- **Required task**
Retype the records that come next, word for word.

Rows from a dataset
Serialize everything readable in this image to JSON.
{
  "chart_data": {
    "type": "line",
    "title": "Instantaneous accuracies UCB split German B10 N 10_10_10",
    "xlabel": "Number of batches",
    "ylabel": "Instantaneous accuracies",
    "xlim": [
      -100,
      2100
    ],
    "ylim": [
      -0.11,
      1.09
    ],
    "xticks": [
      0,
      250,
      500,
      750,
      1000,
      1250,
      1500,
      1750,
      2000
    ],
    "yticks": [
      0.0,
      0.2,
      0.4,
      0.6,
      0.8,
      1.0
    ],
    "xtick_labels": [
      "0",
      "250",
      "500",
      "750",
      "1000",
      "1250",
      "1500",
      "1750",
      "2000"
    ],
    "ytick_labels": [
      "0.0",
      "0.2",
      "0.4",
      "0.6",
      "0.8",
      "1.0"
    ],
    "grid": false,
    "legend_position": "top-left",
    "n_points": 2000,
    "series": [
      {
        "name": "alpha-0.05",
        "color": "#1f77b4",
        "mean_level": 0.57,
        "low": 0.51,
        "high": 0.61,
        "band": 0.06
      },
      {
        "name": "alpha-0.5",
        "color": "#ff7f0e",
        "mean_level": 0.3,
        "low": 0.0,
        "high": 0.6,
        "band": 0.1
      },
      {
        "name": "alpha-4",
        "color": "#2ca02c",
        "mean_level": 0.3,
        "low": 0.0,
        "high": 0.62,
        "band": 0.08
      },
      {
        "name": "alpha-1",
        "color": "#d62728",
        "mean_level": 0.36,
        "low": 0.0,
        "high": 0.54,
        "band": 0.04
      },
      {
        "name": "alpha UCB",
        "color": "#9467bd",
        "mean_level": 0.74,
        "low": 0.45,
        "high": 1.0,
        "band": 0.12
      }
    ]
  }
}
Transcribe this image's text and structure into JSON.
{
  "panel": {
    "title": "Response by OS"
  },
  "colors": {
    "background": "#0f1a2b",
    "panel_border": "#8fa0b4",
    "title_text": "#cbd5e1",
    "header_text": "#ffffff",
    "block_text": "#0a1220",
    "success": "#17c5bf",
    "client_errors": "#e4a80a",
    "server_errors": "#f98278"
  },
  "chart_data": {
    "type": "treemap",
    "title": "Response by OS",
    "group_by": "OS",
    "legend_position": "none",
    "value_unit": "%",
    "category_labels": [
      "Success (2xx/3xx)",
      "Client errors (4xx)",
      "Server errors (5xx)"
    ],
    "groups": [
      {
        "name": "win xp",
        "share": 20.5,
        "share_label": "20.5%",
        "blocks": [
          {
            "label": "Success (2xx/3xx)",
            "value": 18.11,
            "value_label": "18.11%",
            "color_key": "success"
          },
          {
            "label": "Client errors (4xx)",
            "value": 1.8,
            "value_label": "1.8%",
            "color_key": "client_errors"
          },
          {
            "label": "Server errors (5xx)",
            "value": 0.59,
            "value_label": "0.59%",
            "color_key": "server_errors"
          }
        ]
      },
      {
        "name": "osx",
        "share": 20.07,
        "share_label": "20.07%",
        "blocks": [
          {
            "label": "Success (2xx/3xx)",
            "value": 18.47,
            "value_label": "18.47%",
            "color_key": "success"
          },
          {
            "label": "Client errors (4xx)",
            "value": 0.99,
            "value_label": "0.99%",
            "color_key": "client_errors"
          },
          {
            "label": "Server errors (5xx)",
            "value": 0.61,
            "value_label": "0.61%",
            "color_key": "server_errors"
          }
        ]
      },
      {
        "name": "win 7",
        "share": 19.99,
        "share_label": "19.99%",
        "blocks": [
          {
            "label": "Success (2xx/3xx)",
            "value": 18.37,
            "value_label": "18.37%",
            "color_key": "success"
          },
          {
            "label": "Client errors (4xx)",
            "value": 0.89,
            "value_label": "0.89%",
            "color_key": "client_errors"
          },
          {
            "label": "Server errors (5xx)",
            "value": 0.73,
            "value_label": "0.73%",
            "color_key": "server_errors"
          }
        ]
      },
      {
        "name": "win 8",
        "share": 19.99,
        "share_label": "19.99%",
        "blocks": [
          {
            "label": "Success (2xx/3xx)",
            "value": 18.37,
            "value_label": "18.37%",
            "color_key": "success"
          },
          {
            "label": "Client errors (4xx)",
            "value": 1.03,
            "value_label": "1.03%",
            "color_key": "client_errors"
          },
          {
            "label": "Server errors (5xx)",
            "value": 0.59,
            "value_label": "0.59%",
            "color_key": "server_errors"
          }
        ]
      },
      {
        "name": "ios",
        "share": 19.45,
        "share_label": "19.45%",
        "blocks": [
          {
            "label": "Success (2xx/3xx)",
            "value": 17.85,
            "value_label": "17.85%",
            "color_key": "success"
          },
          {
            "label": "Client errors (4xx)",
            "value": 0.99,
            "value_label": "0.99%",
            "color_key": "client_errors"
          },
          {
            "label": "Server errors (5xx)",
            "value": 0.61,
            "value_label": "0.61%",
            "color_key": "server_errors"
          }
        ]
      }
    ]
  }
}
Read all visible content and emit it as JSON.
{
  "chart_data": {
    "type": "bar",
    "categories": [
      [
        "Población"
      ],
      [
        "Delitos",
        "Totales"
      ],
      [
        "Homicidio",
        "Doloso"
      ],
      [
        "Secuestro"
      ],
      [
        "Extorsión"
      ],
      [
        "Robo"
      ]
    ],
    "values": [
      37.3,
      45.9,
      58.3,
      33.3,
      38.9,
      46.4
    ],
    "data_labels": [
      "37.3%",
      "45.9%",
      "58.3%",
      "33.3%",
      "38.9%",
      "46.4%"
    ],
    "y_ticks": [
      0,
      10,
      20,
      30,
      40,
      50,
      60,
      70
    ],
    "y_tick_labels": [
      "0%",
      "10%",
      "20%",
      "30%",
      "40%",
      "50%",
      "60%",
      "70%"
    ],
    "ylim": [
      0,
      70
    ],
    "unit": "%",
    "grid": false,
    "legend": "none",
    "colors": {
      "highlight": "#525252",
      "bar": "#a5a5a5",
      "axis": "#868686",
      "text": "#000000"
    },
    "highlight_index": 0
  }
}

- **Solution to the exercise**
Serialize everything readable in this image to JSON.
{
  "chart_data": {
    "type": "line",
    "title": "Instantaneous accuracies UCB split German B10 N 10_10_10",
    "xlabel": "Number of batches",
    "ylabel": "Instantaneous accuracies",
    "xlim": [
      -100,
      2100
    ],
    "ylim": [
      -0.11,
      1.09
    ],
    "xticks": [
      0,
      250,
      500,
      750,
      1000,
      1250,
      1500,
      1750,
      2000
    ],
    "yticks": [
      0.0,
      0.2,
      0.4,
      0.6,
      0.8,
      1.0
    ],
    "xtick_labels": [
      "0",
      "250",
      "500",
      "750",
      "1000",
      "1250",
      "1500",
      "1750",
      "2000"
    ],
    "ytick_labels": [
      "0.0",
      "0.2",
      "0.4",
      "0.6",
      "0.8",
      "1.0"
    ],
    "grid": false,
    "legend_position": "top-left",
    "n_points": 2000,
    "series": [
      {
        "name": "alpha-0.05",
        "color": "#1f77b4",
        "mean_level": 0.57,
        "low": 0.51,
        "high": 0.61,
        "band": 0.06
      },
      {
        "name": "alpha-0.5",
        "color": "#ff7f0e",
        "mean_level": 0.3,
        "low": 0.0,
        "high": 0.6,
        "band": 0.1
      },
      {
        "name": "alpha-4",
        "color": "#2ca02c",
        "mean_level": 0.3,
        "low": 0.0,
        "high": 0.62,
        "band": 0.08
      },
      {
        "name": "alpha-1",
        "color": "#d62728",
        "mean_level": 0.36,
        "low": 0.0,
        "high": 0.54,
        "band": 0.04
      },
      {
        "name": "alpha UCB",
        "color": "#9467bd",
        "mean_level": 0.74,
        "low": 0.45,
        "high": 1.0,
        "band": 0.12
      }
    ]
  }
}
Transcribe this image's text and structure into JSON.
{
  "panel": {
    "title": "Response by OS"
  },
  "colors": {
    "background": "#0f1a2b",
    "panel_border": "#8fa0b4",
    "title_text": "#cbd5e1",
    "header_text": "#ffffff",
    "block_text": "#0a1220",
    "success": "#17c5bf",
    "client_errors": "#e4a80a",
    "server_errors": "#f98278"
  },
  "chart_data": {
    "type": "treemap",
    "title": "Response by OS",
    "group_by": "OS",
    "legend_position": "none",
    "value_unit": "%",
    "category_labels": [
      "Success (2xx/3xx)",
      "Client errors (4xx)",
      "Server errors (5xx)"
    ],
    "groups": [
      {
        "name": "win xp",
        "share": 20.5,
        "share_label": "20.5%",
        "blocks": [
          {
            "label": "Success (2xx/3xx)",
            "value": 18.11,
            "value_label": "18.11%",
            "color_key": "success"
          },
          {
            "label": "Client errors (4xx)",
            "value": 1.8,
            "value_label": "1.8%",
            "color_key": "client_errors"
          },
          {
            "label": "Server errors (5xx)",
            "value": 0.59,
            "value_label": "0.59%",
            "color_key": "server_errors"
          }
        ]
      },
      {
        "name": "osx",
        "share": 20.07,
        "share_label": "20.07%",
        "blocks": [
          {
            "label": "Success (2xx/3xx)",
            "value": 18.47,
            "value_label": "18.47%",
            "color_key": "success"
          },
          {
            "label": "Client errors (4xx)",
            "value": 0.99,
            "value_label": "0.99%",
            "color_key": "client_errors"
          },
          {
            "label": "Server errors (5xx)",
            "value": 0.61,
            "value_label": "0.61%",
            "color_key": "server_errors"
          }
        ]
      },
      {
        "name": "win 7",
        "share": 19.99,
        "share_label": "19.99%",
        "blocks": [
          {
            "label": "Success (2xx/3xx)",
            "value": 18.37,
            "value_label": "18.37%",
            "color_key": "success"
          },
          {
            "label": "Client errors (4xx)",
            "value": 0.89,
            "value_label": "0.89%",
            "color_key": "client_errors"
          },
          {
            "label": "Server errors (5xx)",
            "value": 0.73,
            "value_label": "0.73%",
            "color_key": "server_errors"
          }
        ]
      },
      {
        "name": "win 8",
        "share": 19.99,
        "share_label": "19.99%",
        "blocks": [
          {
            "label": "Success (2xx/3xx)",
            "value": 18.37,
            "value_label": "18.37%",
            "color_key": "success"
          },
          {
            "label": "Client errors (4xx)",
            "value": 1.03,
            "value_label": "1.03%",
            "color_key": "client_errors"
          },
          {
            "label": "Server errors (5xx)",
            "value": 0.59,
            "value_label": "0.59%",
            "color_key": "server_errors"
          }
        ]
      },
      {
        "name": "ios",
        "share": 19.45,
        "share_label": "19.45%",
        "blocks": [
          {
            "label": "Success (2xx/3xx)",
            "value": 17.85,
            "value_label": "17.85%",
            "color_key": "success"
          },
          {
            "label": "Client errors (4xx)",
            "value": 0.99,
            "value_label": "0.99%",
            "color_key": "client_errors"
          },
          {
            "label": "Server errors (5xx)",
            "value": 0.61,
            "value_label": "0.61%",
            "color_key": "server_errors"
          }
        ]
      }
    ]
  }
}
Read all visible content and emit it as JSON.
{
  "chart_data": {
    "type": "bar",
    "categories": [
      [
        "Población"
      ],
      [
        "Delitos",
        "Totales"
      ],
      [
        "Homicidio",
        "Doloso"
      ],
      [
        "Secuestro"
      ],
      [
        "Extorsión"
      ],
      [
        "Robo"
      ]
    ],
    "values": [
      37.3,
      45.9,
      58.3,
      33.3,
      38.9,
      46.4
    ],
    "data_labels": [
      "37.3%",
      "45.9%",
      "58.3%",
      "33.3%",
      "38.9%",
      "46.4%"
    ],
    "y_ticks": [
      0,
      10,
      20,
      30,
      40,
      50,
      60,
      70
    ],
    "y_tick_labels": [
      "0%",
      "10%",
      "20%",
      "30%",
      "40%",
      "50%",
      "60%",
      "70%"
    ],
    "ylim": [
      0,
      70
    ],
    "unit": "%",
    "grid": false,
    "legend": "none",
    "colors": {
      "highlight": "#525252",
      "bar": "#a5a5a5",
      "axis": "#868686",
      "text": "#000000"
    },
    "highlight_index": 0
  }
}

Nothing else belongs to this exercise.